*INSTRUCTIONS TO FOLLOW:*
Your copy of the material must match it exactly, except that pictures are dropped.
<<<<
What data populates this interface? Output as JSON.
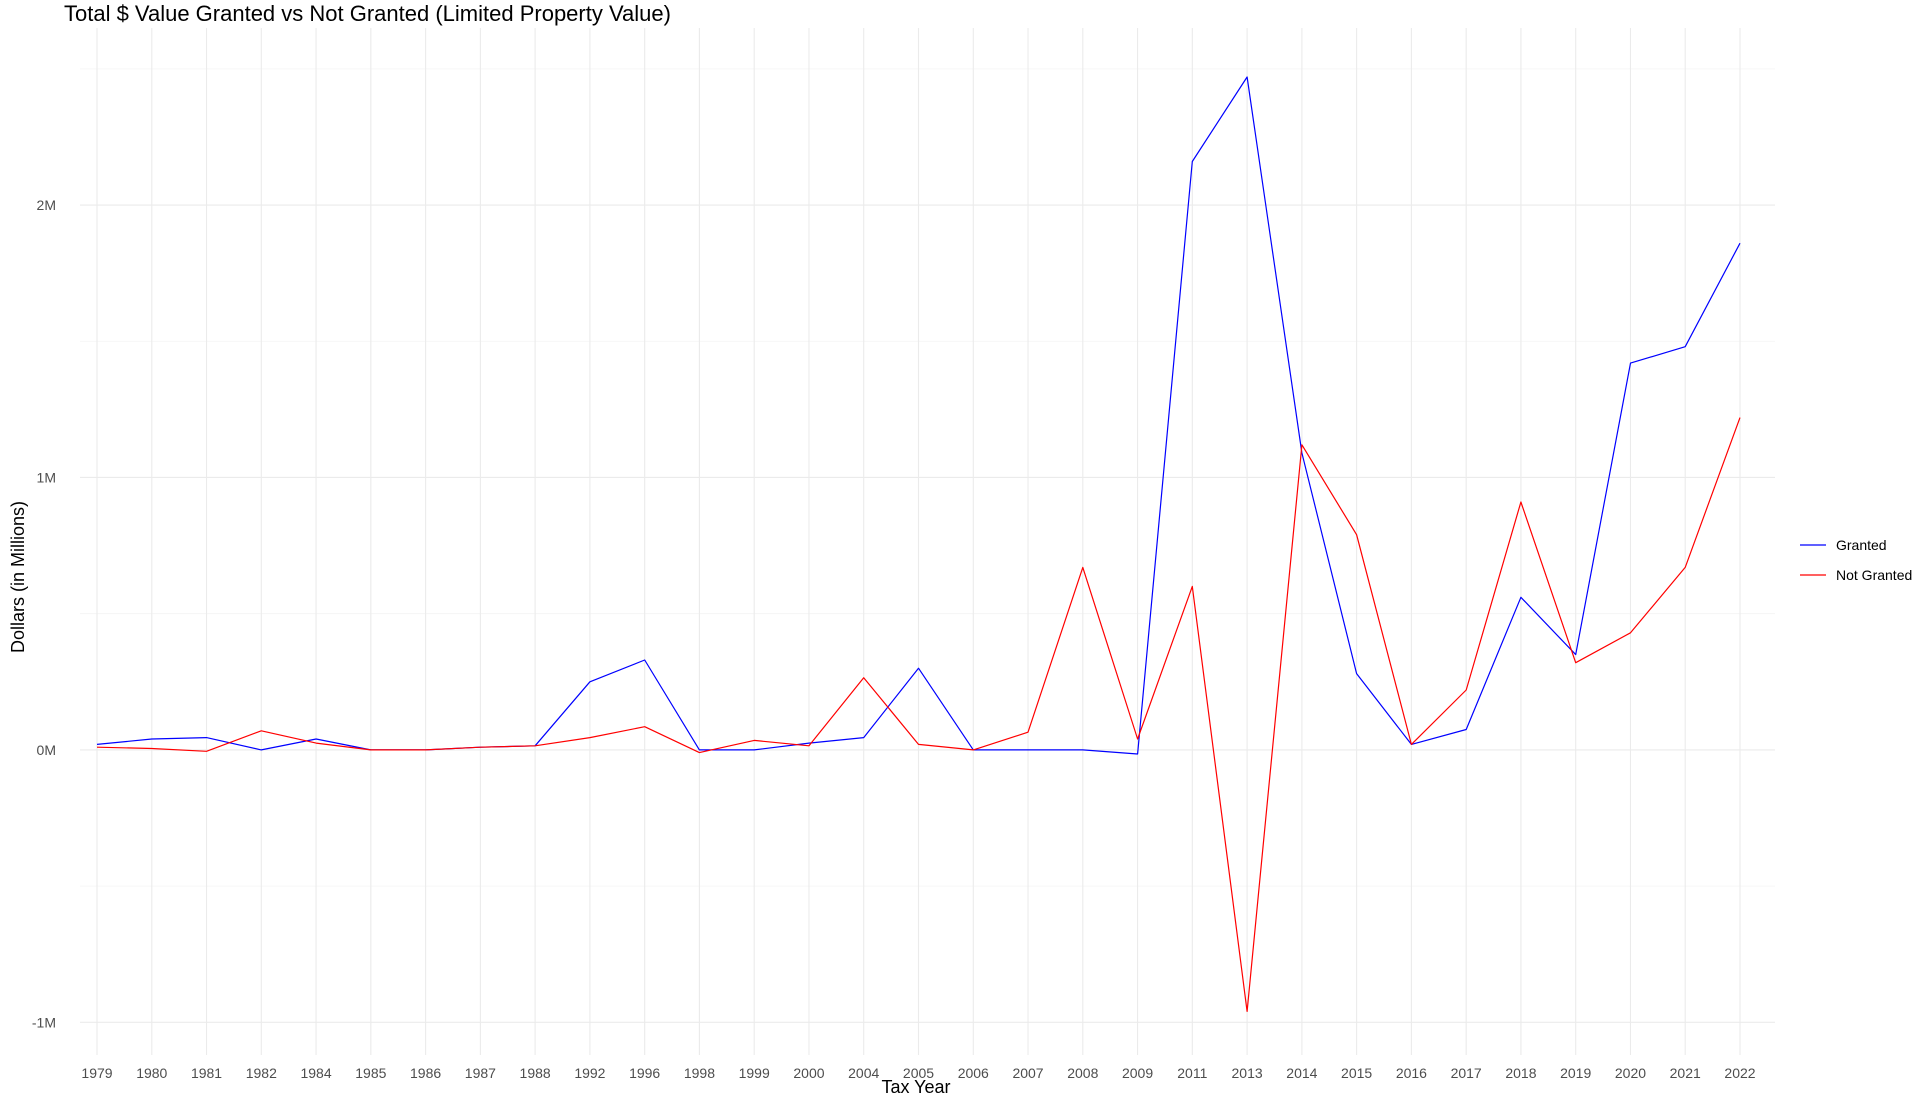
{
  "chart_data": {
    "type": "line",
    "title": "Total $ Value Granted vs Not Granted (Limited Property Value)",
    "xlabel": "Tax Year",
    "ylabel": "Dollars (in Millions)",
    "categories": [
      "1979",
      "1980",
      "1981",
      "1982",
      "1984",
      "1985",
      "1986",
      "1987",
      "1988",
      "1992",
      "1996",
      "1998",
      "1999",
      "2000",
      "2004",
      "2005",
      "2006",
      "2007",
      "2008",
      "2009",
      "2011",
      "2013",
      "2014",
      "2015",
      "2016",
      "2017",
      "2018",
      "2019",
      "2020",
      "2021",
      "2022"
    ],
    "ylim": [
      -1.12,
      2.65
    ],
    "y_ticks": [
      {
        "value": -1,
        "label": "-1M"
      },
      {
        "value": 0,
        "label": "0M"
      },
      {
        "value": 1,
        "label": "1M"
      },
      {
        "value": 2,
        "label": "2M"
      }
    ],
    "grid": true,
    "legend_position": "right",
    "series": [
      {
        "name": "Granted",
        "color": "#0000ff",
        "values": [
          0.02,
          0.04,
          0.045,
          0.0,
          0.04,
          0.0,
          0.0,
          0.01,
          0.015,
          0.25,
          0.33,
          0.0,
          0.0,
          0.025,
          0.045,
          0.3,
          0.0,
          0.0,
          0.0,
          -0.015,
          2.16,
          2.47,
          1.09,
          0.28,
          0.02,
          0.075,
          0.56,
          0.35,
          1.42,
          1.48,
          1.86
        ]
      },
      {
        "name": "Not Granted",
        "color": "#ff0000",
        "values": [
          0.01,
          0.005,
          -0.005,
          0.07,
          0.025,
          0.0,
          0.0,
          0.01,
          0.015,
          0.045,
          0.085,
          -0.01,
          0.035,
          0.015,
          0.265,
          0.02,
          0.0,
          0.065,
          0.67,
          0.04,
          0.6,
          -0.96,
          1.12,
          0.79,
          0.02,
          0.22,
          0.91,
          0.32,
          0.43,
          0.67,
          1.22
        ]
      }
    ]
  }
}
>>>>
*COMPLETE RESPONSE:*
What data populates this interface? Output as JSON.
{
  "chart_data": {
    "type": "line",
    "title": "Total $ Value Granted vs Not Granted (Limited Property Value)",
    "xlabel": "Tax Year",
    "ylabel": "Dollars (in Millions)",
    "categories": [
      "1979",
      "1980",
      "1981",
      "1982",
      "1984",
      "1985",
      "1986",
      "1987",
      "1988",
      "1992",
      "1996",
      "1998",
      "1999",
      "2000",
      "2004",
      "2005",
      "2006",
      "2007",
      "2008",
      "2009",
      "2011",
      "2013",
      "2014",
      "2015",
      "2016",
      "2017",
      "2018",
      "2019",
      "2020",
      "2021",
      "2022"
    ],
    "ylim": [
      -1.12,
      2.65
    ],
    "y_ticks": [
      {
        "value": -1,
        "label": "-1M"
      },
      {
        "value": 0,
        "label": "0M"
      },
      {
        "value": 1,
        "label": "1M"
      },
      {
        "value": 2,
        "label": "2M"
      }
    ],
    "grid": true,
    "legend_position": "right",
    "series": [
      {
        "name": "Granted",
        "color": "#0000ff",
        "values": [
          0.02,
          0.04,
          0.045,
          0.0,
          0.04,
          0.0,
          0.0,
          0.01,
          0.015,
          0.25,
          0.33,
          0.0,
          0.0,
          0.025,
          0.045,
          0.3,
          0.0,
          0.0,
          0.0,
          -0.015,
          2.16,
          2.47,
          1.09,
          0.28,
          0.02,
          0.075,
          0.56,
          0.35,
          1.42,
          1.48,
          1.86
        ]
      },
      {
        "name": "Not Granted",
        "color": "#ff0000",
        "values": [
          0.01,
          0.005,
          -0.005,
          0.07,
          0.025,
          0.0,
          0.0,
          0.01,
          0.015,
          0.045,
          0.085,
          -0.01,
          0.035,
          0.015,
          0.265,
          0.02,
          0.0,
          0.065,
          0.67,
          0.04,
          0.6,
          -0.96,
          1.12,
          0.79,
          0.02,
          0.22,
          0.91,
          0.32,
          0.43,
          0.67,
          1.22
        ]
      }
    ]
  }
}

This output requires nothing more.